■ What you need to do ■
Return each line that holds the word "NATIONAL".
══ The input
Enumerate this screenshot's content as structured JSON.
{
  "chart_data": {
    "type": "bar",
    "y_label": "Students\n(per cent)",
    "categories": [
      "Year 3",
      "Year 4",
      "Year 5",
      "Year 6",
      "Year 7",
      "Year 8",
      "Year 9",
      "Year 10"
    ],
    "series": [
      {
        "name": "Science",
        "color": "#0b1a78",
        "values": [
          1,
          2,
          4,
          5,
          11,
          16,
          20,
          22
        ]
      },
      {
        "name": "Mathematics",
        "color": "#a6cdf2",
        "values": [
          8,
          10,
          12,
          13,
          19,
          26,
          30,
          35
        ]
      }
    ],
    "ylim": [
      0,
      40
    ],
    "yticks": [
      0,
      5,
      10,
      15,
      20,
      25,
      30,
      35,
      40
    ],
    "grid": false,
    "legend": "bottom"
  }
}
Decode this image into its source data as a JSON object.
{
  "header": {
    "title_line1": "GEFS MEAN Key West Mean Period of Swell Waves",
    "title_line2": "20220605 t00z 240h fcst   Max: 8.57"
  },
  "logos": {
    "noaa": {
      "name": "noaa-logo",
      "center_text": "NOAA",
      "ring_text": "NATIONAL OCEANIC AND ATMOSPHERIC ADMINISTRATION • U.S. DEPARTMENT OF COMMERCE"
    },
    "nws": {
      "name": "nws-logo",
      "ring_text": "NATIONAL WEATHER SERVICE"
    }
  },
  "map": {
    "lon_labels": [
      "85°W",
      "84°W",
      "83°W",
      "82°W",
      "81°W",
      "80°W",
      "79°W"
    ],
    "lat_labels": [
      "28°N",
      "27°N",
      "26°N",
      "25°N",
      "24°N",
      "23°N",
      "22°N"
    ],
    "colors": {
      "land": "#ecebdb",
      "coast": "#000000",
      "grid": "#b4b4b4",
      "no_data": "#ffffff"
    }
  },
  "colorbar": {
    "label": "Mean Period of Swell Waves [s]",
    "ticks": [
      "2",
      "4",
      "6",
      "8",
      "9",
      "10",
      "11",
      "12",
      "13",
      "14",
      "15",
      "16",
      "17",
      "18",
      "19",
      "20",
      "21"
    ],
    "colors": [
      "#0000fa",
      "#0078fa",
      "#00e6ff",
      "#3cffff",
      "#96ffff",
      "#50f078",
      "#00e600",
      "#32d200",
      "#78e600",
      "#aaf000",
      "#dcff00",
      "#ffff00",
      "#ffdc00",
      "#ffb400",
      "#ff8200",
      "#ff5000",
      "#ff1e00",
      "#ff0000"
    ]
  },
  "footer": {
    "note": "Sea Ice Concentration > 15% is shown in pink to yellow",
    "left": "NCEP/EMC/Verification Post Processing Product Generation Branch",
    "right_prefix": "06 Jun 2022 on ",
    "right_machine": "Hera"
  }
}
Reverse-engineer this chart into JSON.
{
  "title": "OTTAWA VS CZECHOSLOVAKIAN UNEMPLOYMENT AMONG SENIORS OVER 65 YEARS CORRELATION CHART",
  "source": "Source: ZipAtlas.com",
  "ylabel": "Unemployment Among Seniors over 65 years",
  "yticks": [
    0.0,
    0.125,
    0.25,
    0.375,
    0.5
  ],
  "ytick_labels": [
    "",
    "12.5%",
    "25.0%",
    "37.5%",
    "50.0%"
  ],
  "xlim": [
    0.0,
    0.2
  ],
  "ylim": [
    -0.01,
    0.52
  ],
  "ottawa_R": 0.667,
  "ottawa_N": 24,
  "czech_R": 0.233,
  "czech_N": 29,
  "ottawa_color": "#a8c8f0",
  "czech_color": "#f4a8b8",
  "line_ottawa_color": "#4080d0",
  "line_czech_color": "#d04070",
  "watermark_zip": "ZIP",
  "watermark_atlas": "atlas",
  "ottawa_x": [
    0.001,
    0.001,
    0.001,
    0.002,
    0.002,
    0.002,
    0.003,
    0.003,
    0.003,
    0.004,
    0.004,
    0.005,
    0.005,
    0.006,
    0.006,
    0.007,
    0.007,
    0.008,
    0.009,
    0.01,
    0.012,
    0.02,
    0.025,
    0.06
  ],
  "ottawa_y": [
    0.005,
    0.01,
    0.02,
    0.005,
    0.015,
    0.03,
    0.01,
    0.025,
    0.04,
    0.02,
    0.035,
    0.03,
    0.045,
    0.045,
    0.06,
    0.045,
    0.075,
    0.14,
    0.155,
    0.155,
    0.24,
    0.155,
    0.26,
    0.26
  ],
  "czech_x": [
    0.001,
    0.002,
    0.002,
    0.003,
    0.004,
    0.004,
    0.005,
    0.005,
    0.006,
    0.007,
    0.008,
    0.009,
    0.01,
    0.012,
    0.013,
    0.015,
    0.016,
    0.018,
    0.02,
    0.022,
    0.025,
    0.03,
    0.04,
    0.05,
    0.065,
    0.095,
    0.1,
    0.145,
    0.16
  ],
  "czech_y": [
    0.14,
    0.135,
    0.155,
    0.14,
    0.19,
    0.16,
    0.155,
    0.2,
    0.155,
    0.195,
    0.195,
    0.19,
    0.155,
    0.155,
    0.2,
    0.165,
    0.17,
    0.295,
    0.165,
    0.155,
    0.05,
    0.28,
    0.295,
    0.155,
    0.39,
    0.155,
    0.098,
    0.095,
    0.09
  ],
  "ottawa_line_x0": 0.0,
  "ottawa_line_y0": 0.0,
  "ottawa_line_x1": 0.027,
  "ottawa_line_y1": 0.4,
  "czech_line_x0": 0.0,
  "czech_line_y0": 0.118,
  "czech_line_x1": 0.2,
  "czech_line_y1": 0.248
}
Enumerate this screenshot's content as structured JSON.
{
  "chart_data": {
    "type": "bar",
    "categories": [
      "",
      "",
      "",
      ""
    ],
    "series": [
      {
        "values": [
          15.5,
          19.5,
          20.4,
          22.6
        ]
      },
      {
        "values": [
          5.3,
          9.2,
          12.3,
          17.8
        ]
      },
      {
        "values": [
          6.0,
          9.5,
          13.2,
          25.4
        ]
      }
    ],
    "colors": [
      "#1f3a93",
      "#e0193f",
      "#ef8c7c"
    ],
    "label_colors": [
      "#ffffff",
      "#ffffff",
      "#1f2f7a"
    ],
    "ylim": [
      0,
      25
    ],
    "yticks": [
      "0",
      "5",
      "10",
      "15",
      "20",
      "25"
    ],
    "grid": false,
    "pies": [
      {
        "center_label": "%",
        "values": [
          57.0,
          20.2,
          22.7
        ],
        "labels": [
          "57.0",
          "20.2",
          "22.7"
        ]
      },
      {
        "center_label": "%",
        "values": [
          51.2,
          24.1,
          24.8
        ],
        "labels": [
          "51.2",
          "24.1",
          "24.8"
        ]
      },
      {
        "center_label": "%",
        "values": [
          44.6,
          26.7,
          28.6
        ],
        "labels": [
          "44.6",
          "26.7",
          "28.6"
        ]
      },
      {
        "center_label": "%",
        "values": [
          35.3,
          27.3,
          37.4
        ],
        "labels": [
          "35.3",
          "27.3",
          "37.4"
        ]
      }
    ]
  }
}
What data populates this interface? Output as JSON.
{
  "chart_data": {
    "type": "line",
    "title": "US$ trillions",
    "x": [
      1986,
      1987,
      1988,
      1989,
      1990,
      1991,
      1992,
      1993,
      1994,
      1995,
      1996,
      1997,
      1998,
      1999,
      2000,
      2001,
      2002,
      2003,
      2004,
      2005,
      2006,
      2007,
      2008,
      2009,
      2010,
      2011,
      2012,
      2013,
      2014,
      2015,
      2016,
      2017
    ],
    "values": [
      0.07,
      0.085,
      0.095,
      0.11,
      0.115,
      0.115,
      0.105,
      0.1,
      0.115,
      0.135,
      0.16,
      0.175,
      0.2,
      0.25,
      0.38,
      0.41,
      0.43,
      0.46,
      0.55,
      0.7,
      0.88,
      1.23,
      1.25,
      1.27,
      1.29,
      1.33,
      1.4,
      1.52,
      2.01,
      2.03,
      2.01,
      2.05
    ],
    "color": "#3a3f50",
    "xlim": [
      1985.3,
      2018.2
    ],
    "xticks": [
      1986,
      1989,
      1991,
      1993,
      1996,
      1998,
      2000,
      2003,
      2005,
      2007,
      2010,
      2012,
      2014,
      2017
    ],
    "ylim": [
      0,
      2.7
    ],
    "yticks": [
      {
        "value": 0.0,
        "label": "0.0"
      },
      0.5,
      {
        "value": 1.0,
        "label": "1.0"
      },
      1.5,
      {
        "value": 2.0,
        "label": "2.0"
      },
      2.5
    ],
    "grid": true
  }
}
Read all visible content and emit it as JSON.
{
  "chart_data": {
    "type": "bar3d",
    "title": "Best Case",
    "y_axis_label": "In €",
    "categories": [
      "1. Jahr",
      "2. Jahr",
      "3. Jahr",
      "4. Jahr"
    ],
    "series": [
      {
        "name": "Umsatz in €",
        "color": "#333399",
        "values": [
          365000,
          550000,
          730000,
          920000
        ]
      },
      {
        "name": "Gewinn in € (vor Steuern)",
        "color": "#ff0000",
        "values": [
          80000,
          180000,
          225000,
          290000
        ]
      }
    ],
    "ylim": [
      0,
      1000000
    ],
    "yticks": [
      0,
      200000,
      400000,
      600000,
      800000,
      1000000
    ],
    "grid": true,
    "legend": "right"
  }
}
════
■ Full solution ■
      "ring_text": "NATIONAL OCEANIC AND ATMOSPHERIC ADMINISTRATION • U.S. DEPARTMENT OF COMMERCE"
      "ring_text": "NATIONAL WEATHER SERVICE"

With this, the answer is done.